-- Begin Dataset content --

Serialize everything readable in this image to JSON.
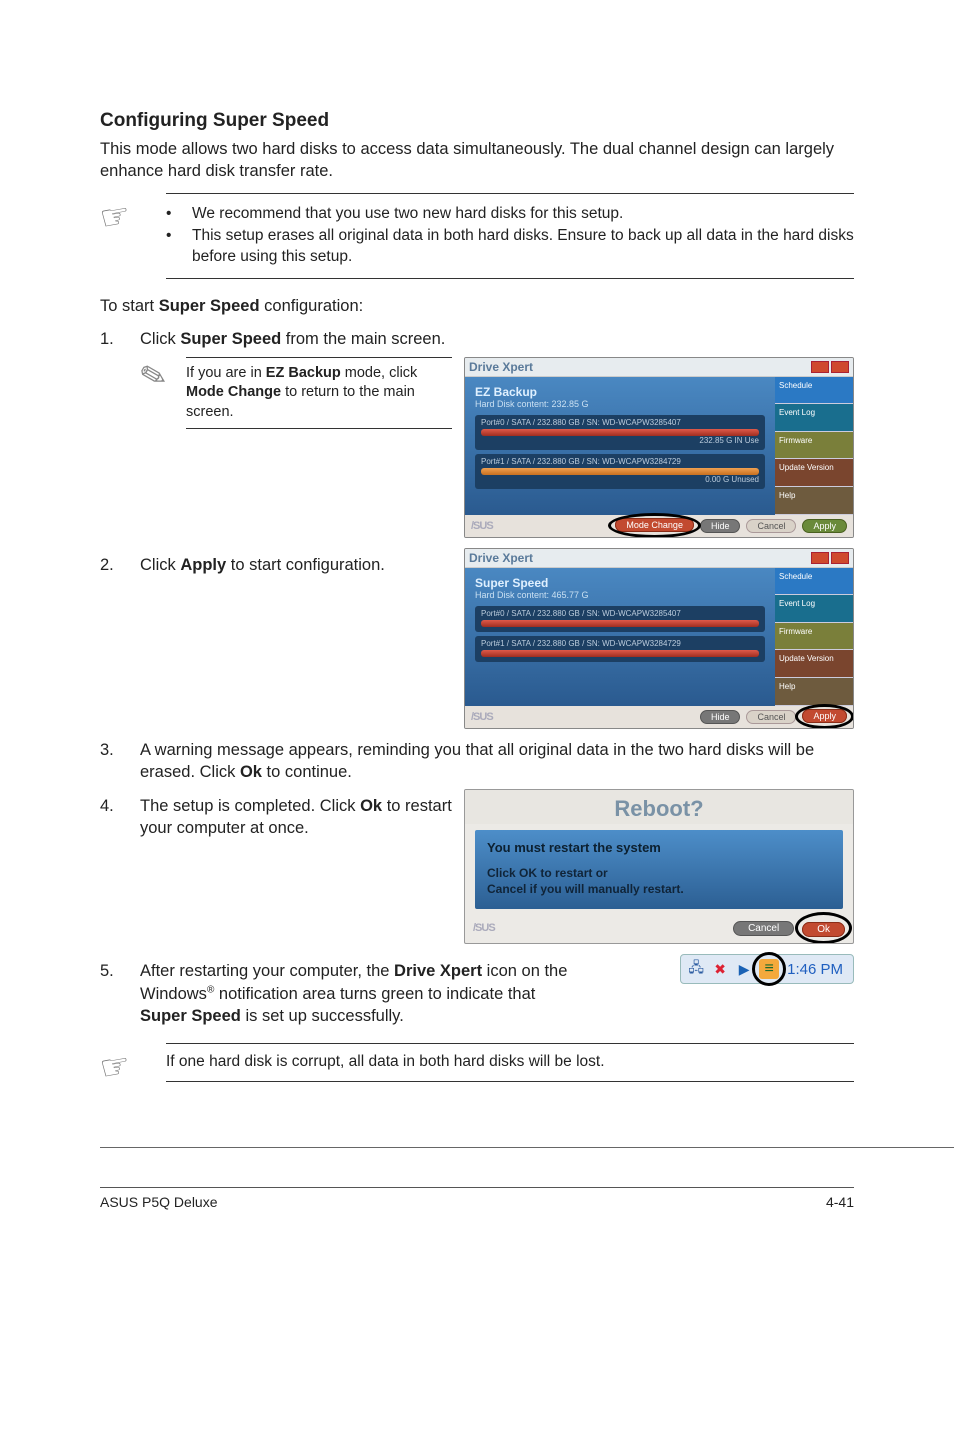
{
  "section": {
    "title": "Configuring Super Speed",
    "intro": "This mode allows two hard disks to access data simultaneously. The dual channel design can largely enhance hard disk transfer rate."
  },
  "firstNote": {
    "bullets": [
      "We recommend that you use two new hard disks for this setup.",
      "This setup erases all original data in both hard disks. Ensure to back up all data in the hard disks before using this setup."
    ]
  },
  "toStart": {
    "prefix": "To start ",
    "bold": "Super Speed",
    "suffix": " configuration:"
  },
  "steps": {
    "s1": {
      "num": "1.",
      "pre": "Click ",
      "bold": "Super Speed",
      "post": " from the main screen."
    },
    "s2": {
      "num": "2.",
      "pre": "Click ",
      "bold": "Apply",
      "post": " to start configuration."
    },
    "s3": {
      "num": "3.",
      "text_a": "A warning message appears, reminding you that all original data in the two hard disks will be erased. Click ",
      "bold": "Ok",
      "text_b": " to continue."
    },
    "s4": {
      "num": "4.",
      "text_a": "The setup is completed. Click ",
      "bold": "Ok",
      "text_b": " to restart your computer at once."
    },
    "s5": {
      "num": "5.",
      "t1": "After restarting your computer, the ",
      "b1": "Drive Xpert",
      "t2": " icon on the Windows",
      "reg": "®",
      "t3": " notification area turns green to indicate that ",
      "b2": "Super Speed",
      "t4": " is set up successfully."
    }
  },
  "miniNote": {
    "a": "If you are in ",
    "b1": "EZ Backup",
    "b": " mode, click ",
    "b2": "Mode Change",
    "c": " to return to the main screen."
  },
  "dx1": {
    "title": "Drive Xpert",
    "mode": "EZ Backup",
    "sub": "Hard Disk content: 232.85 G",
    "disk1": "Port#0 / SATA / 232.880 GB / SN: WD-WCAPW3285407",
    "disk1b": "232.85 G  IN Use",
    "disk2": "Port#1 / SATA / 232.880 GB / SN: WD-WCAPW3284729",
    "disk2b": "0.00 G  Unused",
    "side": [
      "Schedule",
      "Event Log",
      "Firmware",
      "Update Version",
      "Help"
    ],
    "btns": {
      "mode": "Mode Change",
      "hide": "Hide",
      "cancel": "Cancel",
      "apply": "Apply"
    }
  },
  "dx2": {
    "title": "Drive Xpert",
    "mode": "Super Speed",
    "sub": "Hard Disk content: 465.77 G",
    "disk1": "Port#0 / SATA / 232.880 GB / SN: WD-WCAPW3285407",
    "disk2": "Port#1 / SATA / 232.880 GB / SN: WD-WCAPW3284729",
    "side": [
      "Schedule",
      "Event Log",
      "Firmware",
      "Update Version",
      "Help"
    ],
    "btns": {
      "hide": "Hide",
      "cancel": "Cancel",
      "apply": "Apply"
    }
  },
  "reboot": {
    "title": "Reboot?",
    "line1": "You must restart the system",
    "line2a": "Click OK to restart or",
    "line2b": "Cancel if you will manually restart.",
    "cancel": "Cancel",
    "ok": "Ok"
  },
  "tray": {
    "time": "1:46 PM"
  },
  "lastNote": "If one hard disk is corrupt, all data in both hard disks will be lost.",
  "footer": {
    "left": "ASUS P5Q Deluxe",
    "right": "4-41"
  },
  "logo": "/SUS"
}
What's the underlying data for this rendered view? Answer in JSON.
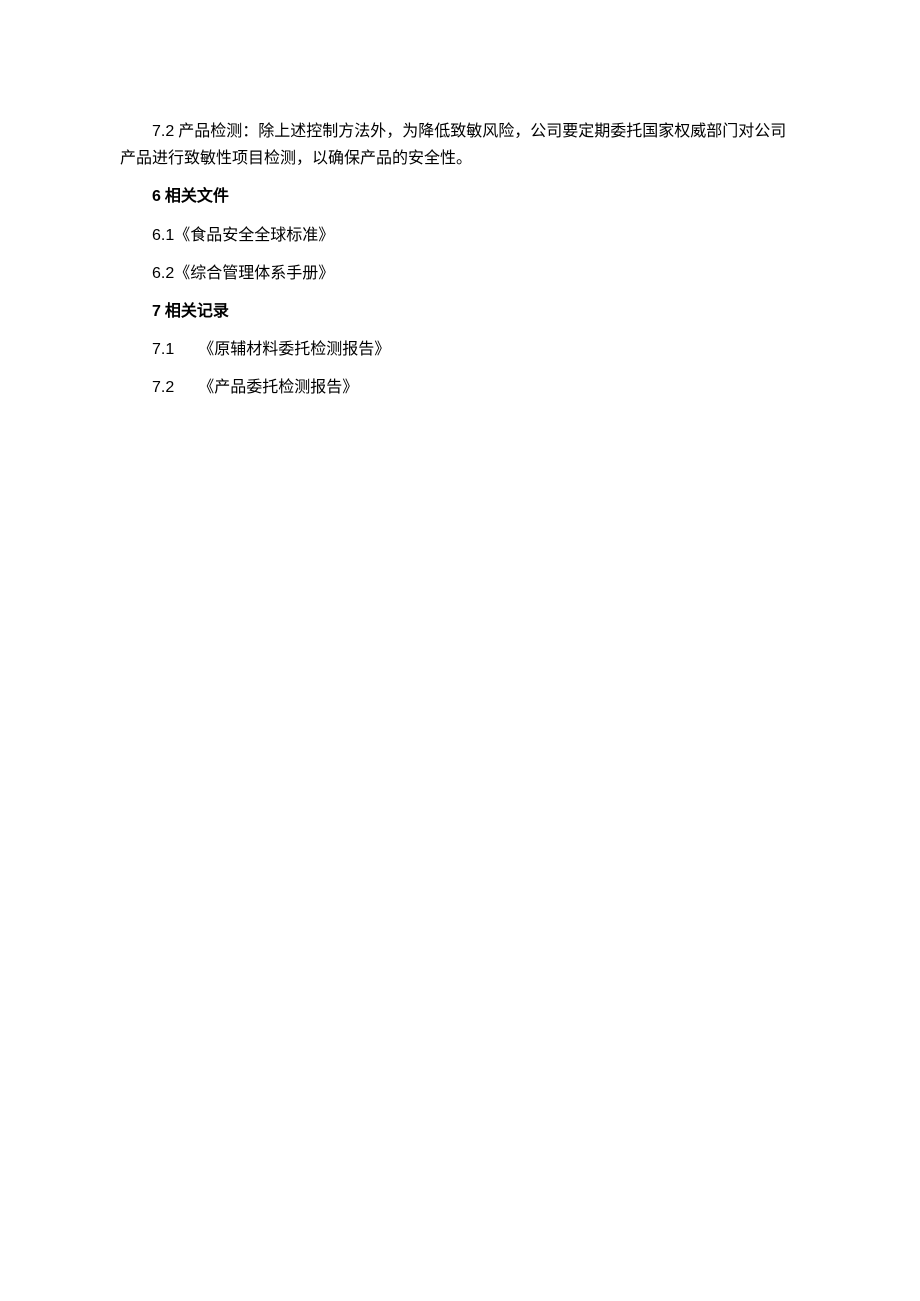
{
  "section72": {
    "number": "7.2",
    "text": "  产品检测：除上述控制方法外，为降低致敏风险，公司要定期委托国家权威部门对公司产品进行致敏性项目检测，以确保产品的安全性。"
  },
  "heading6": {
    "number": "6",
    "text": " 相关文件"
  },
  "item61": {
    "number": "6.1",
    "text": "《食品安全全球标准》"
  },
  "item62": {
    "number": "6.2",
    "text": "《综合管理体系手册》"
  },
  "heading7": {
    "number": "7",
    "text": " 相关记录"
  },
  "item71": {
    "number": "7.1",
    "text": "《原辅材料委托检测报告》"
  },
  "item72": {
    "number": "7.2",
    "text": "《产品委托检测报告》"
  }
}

-- End Dataset content --

*What you will do*: Beginning with the line with "What's the underlying", repeat the entries above exactly, up to and including the last line, leaving out pictures.

*Answer to this problem*:
What's the underlying data for this rendered view? Answer in JSON.
{
  "section72": {
    "number": "7.2",
    "text": "  产品检测：除上述控制方法外，为降低致敏风险，公司要定期委托国家权威部门对公司产品进行致敏性项目检测，以确保产品的安全性。"
  },
  "heading6": {
    "number": "6",
    "text": " 相关文件"
  },
  "item61": {
    "number": "6.1",
    "text": "《食品安全全球标准》"
  },
  "item62": {
    "number": "6.2",
    "text": "《综合管理体系手册》"
  },
  "heading7": {
    "number": "7",
    "text": " 相关记录"
  },
  "item71": {
    "number": "7.1",
    "text": "《原辅材料委托检测报告》"
  },
  "item72": {
    "number": "7.2",
    "text": "《产品委托检测报告》"
  }
}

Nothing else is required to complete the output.